Instructions for the task: Write down every entry below once more, exactly.

(Stored records)
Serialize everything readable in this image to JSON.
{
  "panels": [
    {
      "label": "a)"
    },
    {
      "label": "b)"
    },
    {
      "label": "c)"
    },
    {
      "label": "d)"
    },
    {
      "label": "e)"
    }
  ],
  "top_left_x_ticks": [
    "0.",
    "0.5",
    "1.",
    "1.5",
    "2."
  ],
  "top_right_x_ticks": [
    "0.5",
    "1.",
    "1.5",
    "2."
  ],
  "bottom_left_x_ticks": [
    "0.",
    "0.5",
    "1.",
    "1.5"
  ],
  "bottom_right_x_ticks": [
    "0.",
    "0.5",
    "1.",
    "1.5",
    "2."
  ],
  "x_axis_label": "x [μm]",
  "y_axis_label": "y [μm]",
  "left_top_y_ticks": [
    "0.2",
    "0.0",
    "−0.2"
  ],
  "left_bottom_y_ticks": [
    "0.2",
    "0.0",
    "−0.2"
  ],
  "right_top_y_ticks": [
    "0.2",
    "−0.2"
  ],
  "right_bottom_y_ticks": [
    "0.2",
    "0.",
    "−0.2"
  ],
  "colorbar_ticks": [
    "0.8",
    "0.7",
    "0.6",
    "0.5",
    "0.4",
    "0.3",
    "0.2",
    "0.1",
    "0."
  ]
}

Answer to this task:
Serialize everything readable in this image to JSON.
{
  "panels": [
    {
      "label": "a)"
    },
    {
      "label": "b)"
    },
    {
      "label": "c)"
    },
    {
      "label": "d)"
    },
    {
      "label": "e)"
    }
  ],
  "top_left_x_ticks": [
    "0.",
    "0.5",
    "1.",
    "1.5",
    "2."
  ],
  "top_right_x_ticks": [
    "0.5",
    "1.",
    "1.5",
    "2."
  ],
  "bottom_left_x_ticks": [
    "0.",
    "0.5",
    "1.",
    "1.5"
  ],
  "bottom_right_x_ticks": [
    "0.",
    "0.5",
    "1.",
    "1.5",
    "2."
  ],
  "x_axis_label": "x [μm]",
  "y_axis_label": "y [μm]",
  "left_top_y_ticks": [
    "0.2",
    "0.0",
    "−0.2"
  ],
  "left_bottom_y_ticks": [
    "0.2",
    "0.0",
    "−0.2"
  ],
  "right_top_y_ticks": [
    "0.2",
    "−0.2"
  ],
  "right_bottom_y_ticks": [
    "0.2",
    "0.",
    "−0.2"
  ],
  "colorbar_ticks": [
    "0.8",
    "0.7",
    "0.6",
    "0.5",
    "0.4",
    "0.3",
    "0.2",
    "0.1",
    "0."
  ]
}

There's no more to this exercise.